Problem details
The expected output is a copy of every line in the records with the string "Mart".

Entries provided
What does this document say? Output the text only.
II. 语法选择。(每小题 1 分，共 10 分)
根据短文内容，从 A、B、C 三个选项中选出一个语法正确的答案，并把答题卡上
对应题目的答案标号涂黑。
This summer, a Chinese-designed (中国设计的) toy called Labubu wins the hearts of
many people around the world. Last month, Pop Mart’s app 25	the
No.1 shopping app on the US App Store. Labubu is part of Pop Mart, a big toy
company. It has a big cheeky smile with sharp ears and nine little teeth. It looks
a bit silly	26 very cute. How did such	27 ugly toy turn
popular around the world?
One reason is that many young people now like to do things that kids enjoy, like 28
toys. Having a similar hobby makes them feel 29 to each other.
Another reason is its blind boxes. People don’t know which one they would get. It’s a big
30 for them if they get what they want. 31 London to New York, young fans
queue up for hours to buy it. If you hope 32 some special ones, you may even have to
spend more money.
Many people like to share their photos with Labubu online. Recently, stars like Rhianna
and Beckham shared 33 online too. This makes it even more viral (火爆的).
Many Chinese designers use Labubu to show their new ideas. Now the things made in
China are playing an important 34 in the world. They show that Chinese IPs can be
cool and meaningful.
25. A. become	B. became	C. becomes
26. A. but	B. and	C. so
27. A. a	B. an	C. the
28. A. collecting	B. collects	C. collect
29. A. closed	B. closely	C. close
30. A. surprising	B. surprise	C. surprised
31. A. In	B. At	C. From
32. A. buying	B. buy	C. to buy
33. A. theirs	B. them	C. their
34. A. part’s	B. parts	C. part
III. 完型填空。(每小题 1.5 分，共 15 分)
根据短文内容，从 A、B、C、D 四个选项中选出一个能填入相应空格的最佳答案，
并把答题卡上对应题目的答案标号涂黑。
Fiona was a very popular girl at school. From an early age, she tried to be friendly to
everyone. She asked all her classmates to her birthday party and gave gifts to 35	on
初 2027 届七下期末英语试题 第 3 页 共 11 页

Answer box
many people around the world. Last month, Pop Mart’s app 25	the
No.1 shopping app on the US App Store. Labubu is part of Pop Mart, a big toy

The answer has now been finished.